§ TESTO MOSTRATO:

»»

Castronovo non assolve, però, i ceti medi: E' pur vero che il ceto medio ha la sua parte di responsabilità per quanto gli sta capitando. E non solo perché ha puntato su certi Bond con il miraggio di moltiplicare le rendite senza rischi di sorta, ma perché ha continuato a far conto sul posto fisso come se gli spettasse di diritto; oppure perché ha presunto che i notevoli cambiamenti emersi durante l'ultimo tratto del secolo scorso nei modi di lavorare, di produrre, e di gestire non dovessero coinvolgerlo ed obbligarlo quindi ad aggiornarsi e a tenersi al passo con i tempi; o perché ha finito di crogiolarsi nel tanto di benessere che aveva raggiunto ritenendolo intangibile, perché è stato troppo indulgente con i figli invece di impegnarsi a renderli più maturi ed attrezzati per affrontare il futuro.

««

§ COMPITO ASSEGNATO A:
Rispondi alle domande seguenti sul testo sul ceto medio.
(i) Su che cosa ha puntato il ceto medio con il miraggio di moltiplicare le rendite senza rischi?
(ii) Su che cosa ha continuato a far conto come se gli spettasse di diritto?
(iii) Con chi è stato troppo indulgente?
§ COMPITO ASSEGNATO B:
Riprendi il testo sul ceto medio e proseguilo a partire dalla sua ultima frase.

Righe di impaginazione:
»»

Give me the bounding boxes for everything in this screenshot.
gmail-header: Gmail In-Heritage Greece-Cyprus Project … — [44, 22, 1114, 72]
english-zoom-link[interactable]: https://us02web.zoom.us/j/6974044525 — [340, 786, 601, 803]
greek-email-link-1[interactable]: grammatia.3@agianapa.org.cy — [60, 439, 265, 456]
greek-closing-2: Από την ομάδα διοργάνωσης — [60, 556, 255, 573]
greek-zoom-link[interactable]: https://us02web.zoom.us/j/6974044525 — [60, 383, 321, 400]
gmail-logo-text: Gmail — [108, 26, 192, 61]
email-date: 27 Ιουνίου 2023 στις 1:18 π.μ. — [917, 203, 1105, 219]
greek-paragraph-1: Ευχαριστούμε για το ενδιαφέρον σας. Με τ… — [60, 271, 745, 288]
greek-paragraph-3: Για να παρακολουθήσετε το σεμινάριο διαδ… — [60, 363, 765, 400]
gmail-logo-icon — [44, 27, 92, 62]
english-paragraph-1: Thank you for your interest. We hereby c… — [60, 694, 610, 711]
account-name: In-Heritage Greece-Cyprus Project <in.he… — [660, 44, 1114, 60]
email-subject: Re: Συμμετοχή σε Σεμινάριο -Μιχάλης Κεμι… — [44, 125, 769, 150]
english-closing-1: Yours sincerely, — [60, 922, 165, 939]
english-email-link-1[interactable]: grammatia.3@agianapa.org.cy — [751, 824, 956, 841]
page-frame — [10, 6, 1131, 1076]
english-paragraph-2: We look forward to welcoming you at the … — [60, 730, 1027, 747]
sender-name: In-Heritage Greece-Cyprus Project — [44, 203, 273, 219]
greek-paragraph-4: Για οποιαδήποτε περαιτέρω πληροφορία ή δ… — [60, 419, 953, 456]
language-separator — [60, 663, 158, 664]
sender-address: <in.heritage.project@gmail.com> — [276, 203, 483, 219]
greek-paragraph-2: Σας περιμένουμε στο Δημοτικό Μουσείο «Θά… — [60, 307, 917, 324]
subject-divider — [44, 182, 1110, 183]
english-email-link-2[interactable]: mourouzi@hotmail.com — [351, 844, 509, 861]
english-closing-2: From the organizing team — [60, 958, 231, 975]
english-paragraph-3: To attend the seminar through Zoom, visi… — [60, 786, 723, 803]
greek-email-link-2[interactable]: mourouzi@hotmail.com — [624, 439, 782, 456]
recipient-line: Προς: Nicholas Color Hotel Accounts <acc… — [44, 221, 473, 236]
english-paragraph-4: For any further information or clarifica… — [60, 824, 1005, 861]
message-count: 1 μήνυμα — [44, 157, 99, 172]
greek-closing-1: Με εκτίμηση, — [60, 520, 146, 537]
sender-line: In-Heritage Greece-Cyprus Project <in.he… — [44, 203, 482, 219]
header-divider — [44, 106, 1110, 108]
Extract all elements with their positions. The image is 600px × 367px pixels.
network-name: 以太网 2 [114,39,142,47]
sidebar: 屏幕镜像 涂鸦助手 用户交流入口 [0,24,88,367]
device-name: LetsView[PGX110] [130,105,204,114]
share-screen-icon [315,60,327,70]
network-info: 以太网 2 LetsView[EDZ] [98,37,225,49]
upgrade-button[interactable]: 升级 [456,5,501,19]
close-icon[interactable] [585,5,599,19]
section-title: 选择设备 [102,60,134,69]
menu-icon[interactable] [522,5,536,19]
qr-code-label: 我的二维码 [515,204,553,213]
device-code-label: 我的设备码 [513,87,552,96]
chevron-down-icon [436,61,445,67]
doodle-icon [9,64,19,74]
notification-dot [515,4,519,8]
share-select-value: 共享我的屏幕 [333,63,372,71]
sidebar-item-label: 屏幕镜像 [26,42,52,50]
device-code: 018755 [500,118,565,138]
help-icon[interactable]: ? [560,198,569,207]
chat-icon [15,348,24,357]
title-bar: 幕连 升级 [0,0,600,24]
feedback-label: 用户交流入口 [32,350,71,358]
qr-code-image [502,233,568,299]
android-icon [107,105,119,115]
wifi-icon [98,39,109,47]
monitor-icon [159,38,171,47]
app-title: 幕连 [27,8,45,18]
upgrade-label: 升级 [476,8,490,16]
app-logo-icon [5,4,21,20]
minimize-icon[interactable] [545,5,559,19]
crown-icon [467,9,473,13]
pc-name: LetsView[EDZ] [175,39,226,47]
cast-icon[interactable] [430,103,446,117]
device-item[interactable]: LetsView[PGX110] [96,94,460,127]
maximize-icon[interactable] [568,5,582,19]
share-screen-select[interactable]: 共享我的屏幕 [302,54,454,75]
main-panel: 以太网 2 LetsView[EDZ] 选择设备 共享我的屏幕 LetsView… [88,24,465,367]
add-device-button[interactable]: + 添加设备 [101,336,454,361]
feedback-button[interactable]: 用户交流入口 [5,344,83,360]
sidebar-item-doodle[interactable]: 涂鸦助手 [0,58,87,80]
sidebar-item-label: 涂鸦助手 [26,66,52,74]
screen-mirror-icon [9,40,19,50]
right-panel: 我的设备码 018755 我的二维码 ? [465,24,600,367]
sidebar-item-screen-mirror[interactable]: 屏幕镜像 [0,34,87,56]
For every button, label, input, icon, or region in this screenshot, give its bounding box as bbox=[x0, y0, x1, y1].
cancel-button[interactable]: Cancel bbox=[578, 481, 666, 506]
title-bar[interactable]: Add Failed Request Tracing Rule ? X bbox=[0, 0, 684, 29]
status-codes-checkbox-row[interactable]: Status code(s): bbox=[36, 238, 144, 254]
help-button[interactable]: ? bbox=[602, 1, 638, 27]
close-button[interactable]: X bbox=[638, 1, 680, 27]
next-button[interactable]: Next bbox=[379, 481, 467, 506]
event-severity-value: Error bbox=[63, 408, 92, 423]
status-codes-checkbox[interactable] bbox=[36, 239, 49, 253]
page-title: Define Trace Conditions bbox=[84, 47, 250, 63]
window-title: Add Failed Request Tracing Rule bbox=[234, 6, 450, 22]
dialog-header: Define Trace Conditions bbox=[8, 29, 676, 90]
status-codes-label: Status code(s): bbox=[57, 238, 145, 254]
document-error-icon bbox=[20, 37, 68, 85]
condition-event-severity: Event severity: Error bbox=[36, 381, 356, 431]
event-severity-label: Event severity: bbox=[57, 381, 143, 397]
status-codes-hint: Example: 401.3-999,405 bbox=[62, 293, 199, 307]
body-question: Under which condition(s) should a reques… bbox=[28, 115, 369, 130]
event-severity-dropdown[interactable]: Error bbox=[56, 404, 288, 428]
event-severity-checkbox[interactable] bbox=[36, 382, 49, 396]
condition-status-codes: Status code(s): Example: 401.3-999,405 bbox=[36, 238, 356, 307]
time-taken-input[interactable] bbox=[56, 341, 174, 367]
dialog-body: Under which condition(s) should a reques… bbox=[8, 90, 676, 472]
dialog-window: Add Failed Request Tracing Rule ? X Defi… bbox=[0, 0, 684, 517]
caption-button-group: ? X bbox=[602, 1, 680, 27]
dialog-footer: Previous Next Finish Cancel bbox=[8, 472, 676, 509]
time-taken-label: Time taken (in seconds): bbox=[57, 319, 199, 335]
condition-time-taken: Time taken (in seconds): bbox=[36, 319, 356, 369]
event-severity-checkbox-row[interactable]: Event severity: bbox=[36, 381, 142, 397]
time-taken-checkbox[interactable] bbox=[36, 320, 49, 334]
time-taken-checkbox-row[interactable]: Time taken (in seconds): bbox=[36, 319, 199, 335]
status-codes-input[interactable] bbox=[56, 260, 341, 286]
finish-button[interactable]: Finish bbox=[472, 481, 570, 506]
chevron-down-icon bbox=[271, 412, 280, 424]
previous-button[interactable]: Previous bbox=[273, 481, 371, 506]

««

§ RISPOSTA ATTESA A:
(i) Su certi Bond.
(ii) Sul posto fisso.
(iii) Con i figli.

§ RISPOSTA ATTESA B:
Fatta questa disamina impietosa delle colpe di noi italiani "medi", Castronovo non può non concludere che la colpa principale è della politica, di maggioranza e di opposizione, capace solo di litigare anziché di trovare soluzioni concrete e progetti convincenti per ridare fiducia e speranza alla gente.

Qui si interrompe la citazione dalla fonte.